[Begin INPUT ROWS]

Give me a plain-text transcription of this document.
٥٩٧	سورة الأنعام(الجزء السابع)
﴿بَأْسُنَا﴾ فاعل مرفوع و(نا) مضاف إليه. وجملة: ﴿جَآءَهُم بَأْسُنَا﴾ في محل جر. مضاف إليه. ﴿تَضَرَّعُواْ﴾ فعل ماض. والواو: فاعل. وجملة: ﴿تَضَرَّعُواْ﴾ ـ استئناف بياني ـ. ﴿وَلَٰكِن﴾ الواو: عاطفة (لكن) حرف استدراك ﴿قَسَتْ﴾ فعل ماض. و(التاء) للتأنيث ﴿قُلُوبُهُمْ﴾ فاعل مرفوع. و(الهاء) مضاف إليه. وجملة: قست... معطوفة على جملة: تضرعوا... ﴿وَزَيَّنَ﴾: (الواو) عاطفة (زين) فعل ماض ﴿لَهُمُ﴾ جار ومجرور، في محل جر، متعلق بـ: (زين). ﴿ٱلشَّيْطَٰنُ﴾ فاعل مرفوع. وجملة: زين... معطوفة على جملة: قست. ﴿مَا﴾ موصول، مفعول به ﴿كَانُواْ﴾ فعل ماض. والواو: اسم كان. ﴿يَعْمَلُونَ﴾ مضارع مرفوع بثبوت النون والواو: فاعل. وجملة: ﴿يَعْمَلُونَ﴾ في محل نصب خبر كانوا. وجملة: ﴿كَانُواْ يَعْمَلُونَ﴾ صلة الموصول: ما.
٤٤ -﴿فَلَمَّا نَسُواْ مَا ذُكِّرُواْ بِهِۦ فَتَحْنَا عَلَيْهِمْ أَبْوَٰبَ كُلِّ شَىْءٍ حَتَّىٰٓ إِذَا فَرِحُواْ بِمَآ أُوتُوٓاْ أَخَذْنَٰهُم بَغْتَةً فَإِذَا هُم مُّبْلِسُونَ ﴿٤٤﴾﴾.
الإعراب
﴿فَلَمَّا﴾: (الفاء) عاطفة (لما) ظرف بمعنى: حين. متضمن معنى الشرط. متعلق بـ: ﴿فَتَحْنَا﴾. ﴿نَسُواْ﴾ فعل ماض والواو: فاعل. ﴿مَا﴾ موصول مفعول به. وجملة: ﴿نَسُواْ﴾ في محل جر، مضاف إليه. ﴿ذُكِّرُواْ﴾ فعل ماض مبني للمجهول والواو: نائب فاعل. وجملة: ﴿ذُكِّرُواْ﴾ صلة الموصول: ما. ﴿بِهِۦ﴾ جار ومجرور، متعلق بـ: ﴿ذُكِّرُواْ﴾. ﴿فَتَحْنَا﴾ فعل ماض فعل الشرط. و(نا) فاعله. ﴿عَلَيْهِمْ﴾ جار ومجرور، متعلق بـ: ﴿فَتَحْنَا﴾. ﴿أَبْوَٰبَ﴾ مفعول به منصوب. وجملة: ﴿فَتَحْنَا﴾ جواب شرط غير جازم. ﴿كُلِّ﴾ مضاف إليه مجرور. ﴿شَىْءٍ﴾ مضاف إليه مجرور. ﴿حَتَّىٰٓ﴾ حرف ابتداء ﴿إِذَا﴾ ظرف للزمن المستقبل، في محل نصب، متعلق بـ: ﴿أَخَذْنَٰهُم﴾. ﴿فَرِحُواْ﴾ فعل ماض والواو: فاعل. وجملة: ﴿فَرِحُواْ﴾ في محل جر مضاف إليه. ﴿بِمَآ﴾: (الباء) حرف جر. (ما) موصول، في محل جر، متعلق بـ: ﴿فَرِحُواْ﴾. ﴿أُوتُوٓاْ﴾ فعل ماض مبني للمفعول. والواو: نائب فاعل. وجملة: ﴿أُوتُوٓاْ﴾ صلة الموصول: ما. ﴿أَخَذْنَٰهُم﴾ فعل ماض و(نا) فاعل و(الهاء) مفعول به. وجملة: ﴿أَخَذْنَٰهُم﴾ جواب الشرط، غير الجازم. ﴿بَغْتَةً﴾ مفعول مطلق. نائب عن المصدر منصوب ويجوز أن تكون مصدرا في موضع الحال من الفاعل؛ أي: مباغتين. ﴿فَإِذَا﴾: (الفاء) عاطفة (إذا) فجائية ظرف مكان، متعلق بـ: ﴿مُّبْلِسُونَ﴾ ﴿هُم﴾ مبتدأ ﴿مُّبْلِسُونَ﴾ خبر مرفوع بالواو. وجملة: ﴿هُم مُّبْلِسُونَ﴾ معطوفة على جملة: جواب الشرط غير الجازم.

[End INPUT ROWS]

** GOAL **
Above are some records; repeat all of them exactly.

** WRITTEN RESPONSE **
Give me a plain-text transcription of this document.
٥٩٧	سورة الأنعام(الجزء السابع)
﴿بَأْسُنَا﴾ فاعل مرفوع و(نا) مضاف إليه. وجملة: ﴿جَآءَهُم بَأْسُنَا﴾ في محل جر. مضاف إليه. ﴿تَضَرَّعُواْ﴾ فعل ماض. والواو: فاعل. وجملة: ﴿تَضَرَّعُواْ﴾ ـ استئناف بياني ـ. ﴿وَلَٰكِن﴾ الواو: عاطفة (لكن) حرف استدراك ﴿قَسَتْ﴾ فعل ماض. و(التاء) للتأنيث ﴿قُلُوبُهُمْ﴾ فاعل مرفوع. و(الهاء) مضاف إليه. وجملة: قست... معطوفة على جملة: تضرعوا... ﴿وَزَيَّنَ﴾: (الواو) عاطفة (زين) فعل ماض ﴿لَهُمُ﴾ جار ومجرور، في محل جر، متعلق بـ: (زين). ﴿ٱلشَّيْطَٰنُ﴾ فاعل مرفوع. وجملة: زين... معطوفة على جملة: قست. ﴿مَا﴾ موصول، مفعول به ﴿كَانُواْ﴾ فعل ماض. والواو: اسم كان. ﴿يَعْمَلُونَ﴾ مضارع مرفوع بثبوت النون والواو: فاعل. وجملة: ﴿يَعْمَلُونَ﴾ في محل نصب خبر كانوا. وجملة: ﴿كَانُواْ يَعْمَلُونَ﴾ صلة الموصول: ما.
٤٤ -﴿فَلَمَّا نَسُواْ مَا ذُكِّرُواْ بِهِۦ فَتَحْنَا عَلَيْهِمْ أَبْوَٰبَ كُلِّ شَىْءٍ حَتَّىٰٓ إِذَا فَرِحُواْ بِمَآ أُوتُوٓاْ أَخَذْنَٰهُم بَغْتَةً فَإِذَا هُم مُّبْلِسُونَ ﴿٤٤﴾﴾.
الإعراب
﴿فَلَمَّا﴾: (الفاء) عاطفة (لما) ظرف بمعنى: حين. متضمن معنى الشرط. متعلق بـ: ﴿فَتَحْنَا﴾. ﴿نَسُواْ﴾ فعل ماض والواو: فاعل. ﴿مَا﴾ موصول مفعول به. وجملة: ﴿نَسُواْ﴾ في محل جر، مضاف إليه. ﴿ذُكِّرُواْ﴾ فعل ماض مبني للمجهول والواو: نائب فاعل. وجملة: ﴿ذُكِّرُواْ﴾ صلة الموصول: ما. ﴿بِهِۦ﴾ جار ومجرور، متعلق بـ: ﴿ذُكِّرُواْ﴾. ﴿فَتَحْنَا﴾ فعل ماض فعل الشرط. و(نا) فاعله. ﴿عَلَيْهِمْ﴾ جار ومجرور، متعلق بـ: ﴿فَتَحْنَا﴾. ﴿أَبْوَٰبَ﴾ مفعول به منصوب. وجملة: ﴿فَتَحْنَا﴾ جواب شرط غير جازم. ﴿كُلِّ﴾ مضاف إليه مجرور. ﴿شَىْءٍ﴾ مضاف إليه مجرور. ﴿حَتَّىٰٓ﴾ حرف ابتداء ﴿إِذَا﴾ ظرف للزمن المستقبل، في محل نصب، متعلق بـ: ﴿أَخَذْنَٰهُم﴾. ﴿فَرِحُواْ﴾ فعل ماض والواو: فاعل. وجملة: ﴿فَرِحُواْ﴾ في محل جر مضاف إليه. ﴿بِمَآ﴾: (الباء) حرف جر. (ما) موصول، في محل جر، متعلق بـ: ﴿فَرِحُواْ﴾. ﴿أُوتُوٓاْ﴾ فعل ماض مبني للمفعول. والواو: نائب فاعل. وجملة: ﴿أُوتُوٓاْ﴾ صلة الموصول: ما. ﴿أَخَذْنَٰهُم﴾ فعل ماض و(نا) فاعل و(الهاء) مفعول به. وجملة: ﴿أَخَذْنَٰهُم﴾ جواب الشرط، غير الجازم. ﴿بَغْتَةً﴾ مفعول مطلق. نائب عن المصدر منصوب ويجوز أن تكون مصدرا في موضع الحال من الفاعل؛ أي: مباغتين. ﴿فَإِذَا﴾: (الفاء) عاطفة (إذا) فجائية ظرف مكان، متعلق بـ: ﴿مُّبْلِسُونَ﴾ ﴿هُم﴾ مبتدأ ﴿مُّبْلِسُونَ﴾ خبر مرفوع بالواو. وجملة: ﴿هُم مُّبْلِسُونَ﴾ معطوفة على جملة: جواب الشرط غير الجازم.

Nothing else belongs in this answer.